>>>>
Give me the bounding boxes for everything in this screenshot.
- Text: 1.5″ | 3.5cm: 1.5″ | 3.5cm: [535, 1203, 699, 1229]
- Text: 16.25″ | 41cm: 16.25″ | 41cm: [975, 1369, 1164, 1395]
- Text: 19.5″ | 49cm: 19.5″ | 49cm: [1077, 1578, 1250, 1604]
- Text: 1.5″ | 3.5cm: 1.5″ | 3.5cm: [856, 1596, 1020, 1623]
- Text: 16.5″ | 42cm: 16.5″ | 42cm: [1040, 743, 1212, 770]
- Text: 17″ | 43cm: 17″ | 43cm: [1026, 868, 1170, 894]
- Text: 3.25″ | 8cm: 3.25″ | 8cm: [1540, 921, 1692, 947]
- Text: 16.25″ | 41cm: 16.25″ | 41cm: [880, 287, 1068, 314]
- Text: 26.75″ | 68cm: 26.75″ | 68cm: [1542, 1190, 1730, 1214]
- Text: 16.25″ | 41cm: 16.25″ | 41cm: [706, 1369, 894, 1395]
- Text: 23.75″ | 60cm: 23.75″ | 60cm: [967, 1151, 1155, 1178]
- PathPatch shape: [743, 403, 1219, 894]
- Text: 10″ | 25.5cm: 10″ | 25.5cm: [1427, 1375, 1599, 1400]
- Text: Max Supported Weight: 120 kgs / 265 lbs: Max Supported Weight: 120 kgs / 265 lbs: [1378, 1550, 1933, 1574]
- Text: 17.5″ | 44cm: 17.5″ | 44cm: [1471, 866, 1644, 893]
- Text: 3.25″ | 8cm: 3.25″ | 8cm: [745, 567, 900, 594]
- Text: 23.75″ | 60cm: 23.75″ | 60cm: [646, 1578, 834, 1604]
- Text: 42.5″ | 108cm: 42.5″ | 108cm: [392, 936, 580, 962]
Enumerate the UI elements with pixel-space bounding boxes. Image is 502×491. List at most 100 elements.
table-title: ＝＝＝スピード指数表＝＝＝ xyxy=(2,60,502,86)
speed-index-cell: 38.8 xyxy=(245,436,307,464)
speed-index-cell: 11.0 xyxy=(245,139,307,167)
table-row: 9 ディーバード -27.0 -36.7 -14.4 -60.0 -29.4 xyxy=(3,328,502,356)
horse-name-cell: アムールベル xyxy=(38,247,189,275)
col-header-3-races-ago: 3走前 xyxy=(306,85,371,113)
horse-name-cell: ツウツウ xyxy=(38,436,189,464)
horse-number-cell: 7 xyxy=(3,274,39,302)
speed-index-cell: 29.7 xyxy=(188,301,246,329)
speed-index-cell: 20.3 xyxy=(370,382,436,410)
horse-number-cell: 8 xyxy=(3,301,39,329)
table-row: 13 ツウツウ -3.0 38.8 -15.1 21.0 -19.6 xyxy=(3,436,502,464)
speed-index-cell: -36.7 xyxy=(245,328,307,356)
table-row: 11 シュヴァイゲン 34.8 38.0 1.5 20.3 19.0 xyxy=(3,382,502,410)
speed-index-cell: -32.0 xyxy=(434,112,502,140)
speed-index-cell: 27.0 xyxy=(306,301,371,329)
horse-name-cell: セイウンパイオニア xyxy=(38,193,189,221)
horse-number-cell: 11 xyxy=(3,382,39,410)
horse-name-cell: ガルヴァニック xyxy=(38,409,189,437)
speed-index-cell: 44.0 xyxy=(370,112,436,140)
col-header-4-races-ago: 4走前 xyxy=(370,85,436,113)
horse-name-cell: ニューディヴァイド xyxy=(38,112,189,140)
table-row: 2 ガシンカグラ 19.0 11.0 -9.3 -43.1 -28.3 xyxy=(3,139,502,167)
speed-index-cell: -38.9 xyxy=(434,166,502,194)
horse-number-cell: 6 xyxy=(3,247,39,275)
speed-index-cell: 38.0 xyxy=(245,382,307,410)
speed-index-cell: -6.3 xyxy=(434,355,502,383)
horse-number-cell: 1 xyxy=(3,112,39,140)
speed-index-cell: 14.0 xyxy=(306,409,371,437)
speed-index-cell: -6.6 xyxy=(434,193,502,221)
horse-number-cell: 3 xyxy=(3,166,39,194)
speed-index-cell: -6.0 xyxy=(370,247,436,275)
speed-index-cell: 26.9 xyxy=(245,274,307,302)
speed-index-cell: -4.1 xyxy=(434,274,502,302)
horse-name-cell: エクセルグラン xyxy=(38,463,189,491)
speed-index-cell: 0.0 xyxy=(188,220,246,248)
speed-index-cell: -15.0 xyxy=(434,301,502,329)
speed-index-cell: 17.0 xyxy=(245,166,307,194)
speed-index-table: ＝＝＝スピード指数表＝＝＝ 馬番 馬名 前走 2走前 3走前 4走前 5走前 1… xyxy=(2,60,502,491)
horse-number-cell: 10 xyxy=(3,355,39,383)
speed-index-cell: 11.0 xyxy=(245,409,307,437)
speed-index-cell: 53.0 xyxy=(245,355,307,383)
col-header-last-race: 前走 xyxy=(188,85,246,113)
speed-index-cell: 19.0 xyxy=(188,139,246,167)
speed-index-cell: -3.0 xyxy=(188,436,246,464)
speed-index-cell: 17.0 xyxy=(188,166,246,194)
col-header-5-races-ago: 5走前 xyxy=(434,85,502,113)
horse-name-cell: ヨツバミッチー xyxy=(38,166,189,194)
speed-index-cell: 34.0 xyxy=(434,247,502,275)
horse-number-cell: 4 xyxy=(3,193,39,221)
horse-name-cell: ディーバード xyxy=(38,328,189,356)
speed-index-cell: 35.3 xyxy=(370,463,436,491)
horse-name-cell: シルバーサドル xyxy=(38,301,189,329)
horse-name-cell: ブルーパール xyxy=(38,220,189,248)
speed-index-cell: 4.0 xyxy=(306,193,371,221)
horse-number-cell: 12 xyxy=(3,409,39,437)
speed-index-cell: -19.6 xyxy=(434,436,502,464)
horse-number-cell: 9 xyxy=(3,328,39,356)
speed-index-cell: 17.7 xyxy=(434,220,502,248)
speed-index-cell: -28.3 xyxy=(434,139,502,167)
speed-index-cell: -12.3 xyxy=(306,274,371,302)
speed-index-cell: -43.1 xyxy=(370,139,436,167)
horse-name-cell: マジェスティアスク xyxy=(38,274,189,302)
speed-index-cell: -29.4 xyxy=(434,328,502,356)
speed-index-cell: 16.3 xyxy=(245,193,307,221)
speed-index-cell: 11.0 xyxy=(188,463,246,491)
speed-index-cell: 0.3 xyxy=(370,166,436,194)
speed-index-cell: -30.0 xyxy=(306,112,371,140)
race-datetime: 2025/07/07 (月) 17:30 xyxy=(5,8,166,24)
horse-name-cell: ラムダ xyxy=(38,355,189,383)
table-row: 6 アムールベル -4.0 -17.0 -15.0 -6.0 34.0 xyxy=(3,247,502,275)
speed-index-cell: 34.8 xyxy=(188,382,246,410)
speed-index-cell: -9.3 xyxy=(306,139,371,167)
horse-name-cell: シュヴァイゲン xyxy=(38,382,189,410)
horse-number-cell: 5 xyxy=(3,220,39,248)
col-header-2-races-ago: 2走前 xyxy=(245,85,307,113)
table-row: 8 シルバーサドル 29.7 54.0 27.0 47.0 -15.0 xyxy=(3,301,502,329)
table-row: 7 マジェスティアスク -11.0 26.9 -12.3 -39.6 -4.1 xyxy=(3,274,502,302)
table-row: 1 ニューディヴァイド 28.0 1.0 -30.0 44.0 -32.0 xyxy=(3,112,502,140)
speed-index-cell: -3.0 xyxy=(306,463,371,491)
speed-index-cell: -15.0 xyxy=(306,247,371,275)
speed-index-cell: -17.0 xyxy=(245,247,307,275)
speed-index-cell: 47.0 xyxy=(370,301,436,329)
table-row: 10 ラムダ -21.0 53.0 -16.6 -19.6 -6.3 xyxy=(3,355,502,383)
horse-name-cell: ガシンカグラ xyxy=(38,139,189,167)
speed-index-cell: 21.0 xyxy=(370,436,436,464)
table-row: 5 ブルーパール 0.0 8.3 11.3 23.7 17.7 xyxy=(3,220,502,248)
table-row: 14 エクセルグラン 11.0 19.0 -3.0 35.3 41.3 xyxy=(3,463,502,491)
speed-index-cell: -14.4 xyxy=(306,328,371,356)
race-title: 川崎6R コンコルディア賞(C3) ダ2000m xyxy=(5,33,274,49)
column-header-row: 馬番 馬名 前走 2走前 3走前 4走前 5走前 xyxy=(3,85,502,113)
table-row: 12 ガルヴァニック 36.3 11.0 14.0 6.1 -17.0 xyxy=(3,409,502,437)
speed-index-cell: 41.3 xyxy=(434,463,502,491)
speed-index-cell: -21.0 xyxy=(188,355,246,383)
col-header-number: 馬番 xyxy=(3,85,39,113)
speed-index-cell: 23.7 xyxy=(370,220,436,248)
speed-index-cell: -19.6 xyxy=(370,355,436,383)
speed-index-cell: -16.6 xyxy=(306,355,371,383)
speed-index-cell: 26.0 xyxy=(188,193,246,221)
<<<<
TASK TO CARRY OUT | Switch "screenshot" to "image" in the rows from the start through the line containing "- Text: 26.75″", and give those lines again with nothing else changed.

EXERCISE ANSWER |
Give me the bounding boxes for everything in this image.
- Text: 1.5″ | 3.5cm: 1.5″ | 3.5cm: [535, 1203, 699, 1229]
- Text: 16.25″ | 41cm: 16.25″ | 41cm: [975, 1369, 1164, 1395]
- Text: 19.5″ | 49cm: 19.5″ | 49cm: [1077, 1578, 1250, 1604]
- Text: 1.5″ | 3.5cm: 1.5″ | 3.5cm: [856, 1596, 1020, 1623]
- Text: 16.5″ | 42cm: 16.5″ | 42cm: [1040, 743, 1212, 770]
- Text: 17″ | 43cm: 17″ | 43cm: [1026, 868, 1170, 894]
- Text: 3.25″ | 8cm: 3.25″ | 8cm: [1540, 921, 1692, 947]
- Text: 16.25″ | 41cm: 16.25″ | 41cm: [880, 287, 1068, 314]
- Text: 26.75″ | 68cm: 26.75″ | 68cm: [1542, 1190, 1730, 1214]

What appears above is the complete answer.